-- Your objective --
What is the number of lines in the data that include the string "själv"? Give it by itself.

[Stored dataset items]
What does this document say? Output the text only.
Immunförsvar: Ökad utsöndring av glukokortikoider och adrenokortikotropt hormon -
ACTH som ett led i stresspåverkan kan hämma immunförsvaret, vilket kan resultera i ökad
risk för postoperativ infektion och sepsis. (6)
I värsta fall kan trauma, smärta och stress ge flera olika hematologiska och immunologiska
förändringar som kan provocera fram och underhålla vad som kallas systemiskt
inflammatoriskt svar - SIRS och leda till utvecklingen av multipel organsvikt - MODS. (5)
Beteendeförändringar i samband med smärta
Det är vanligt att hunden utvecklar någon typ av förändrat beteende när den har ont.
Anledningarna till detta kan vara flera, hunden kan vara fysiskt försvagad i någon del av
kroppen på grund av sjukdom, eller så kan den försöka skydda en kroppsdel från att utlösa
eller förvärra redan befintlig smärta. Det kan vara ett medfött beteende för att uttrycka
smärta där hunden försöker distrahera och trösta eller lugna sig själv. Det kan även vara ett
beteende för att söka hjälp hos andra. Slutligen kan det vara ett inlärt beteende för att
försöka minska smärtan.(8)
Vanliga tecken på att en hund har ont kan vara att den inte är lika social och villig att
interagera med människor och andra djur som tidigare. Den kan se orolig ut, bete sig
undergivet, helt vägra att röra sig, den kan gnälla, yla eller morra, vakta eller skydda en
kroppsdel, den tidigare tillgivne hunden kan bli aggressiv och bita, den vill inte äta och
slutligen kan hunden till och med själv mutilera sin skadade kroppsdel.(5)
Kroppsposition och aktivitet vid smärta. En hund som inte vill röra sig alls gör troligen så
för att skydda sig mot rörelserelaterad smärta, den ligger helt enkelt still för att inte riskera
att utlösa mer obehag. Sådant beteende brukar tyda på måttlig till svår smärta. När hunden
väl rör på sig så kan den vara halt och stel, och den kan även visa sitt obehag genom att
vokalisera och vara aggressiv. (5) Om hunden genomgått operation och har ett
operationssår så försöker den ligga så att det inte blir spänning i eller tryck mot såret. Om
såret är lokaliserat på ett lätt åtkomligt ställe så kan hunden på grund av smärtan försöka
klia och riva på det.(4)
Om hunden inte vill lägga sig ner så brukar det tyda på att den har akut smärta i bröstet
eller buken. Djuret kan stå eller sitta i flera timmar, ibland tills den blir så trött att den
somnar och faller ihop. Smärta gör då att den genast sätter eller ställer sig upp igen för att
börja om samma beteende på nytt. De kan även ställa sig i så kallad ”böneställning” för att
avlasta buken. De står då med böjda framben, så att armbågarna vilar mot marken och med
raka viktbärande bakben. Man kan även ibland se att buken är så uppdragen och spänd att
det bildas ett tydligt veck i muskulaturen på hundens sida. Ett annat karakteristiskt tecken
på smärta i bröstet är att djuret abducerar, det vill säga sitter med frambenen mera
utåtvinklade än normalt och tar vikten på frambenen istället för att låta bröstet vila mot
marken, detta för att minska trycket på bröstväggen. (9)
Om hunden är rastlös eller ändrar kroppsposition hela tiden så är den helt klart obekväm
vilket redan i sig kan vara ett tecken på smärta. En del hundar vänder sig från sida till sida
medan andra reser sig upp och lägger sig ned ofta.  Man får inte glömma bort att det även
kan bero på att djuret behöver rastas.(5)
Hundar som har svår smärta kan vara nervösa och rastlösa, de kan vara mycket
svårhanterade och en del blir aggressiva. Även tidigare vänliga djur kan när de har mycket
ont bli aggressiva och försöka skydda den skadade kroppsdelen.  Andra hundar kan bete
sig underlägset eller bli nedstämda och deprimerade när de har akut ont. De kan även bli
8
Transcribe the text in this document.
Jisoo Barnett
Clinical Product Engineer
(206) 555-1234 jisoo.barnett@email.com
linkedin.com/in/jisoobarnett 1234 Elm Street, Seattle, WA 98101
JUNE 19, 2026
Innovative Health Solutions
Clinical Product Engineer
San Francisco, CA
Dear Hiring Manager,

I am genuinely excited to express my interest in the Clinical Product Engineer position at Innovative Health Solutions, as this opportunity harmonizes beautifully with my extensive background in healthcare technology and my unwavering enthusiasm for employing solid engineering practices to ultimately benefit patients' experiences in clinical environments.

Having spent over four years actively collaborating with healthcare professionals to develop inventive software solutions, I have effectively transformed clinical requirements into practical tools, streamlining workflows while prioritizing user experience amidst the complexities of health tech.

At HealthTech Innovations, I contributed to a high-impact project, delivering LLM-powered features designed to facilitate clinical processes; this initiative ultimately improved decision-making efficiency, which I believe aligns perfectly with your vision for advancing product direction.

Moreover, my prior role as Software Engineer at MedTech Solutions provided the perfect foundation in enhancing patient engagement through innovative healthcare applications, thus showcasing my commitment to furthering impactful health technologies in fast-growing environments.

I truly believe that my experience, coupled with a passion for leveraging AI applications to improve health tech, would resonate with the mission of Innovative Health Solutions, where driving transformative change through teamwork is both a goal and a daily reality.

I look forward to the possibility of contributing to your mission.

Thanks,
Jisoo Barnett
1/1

-- Reply to the exercise --
2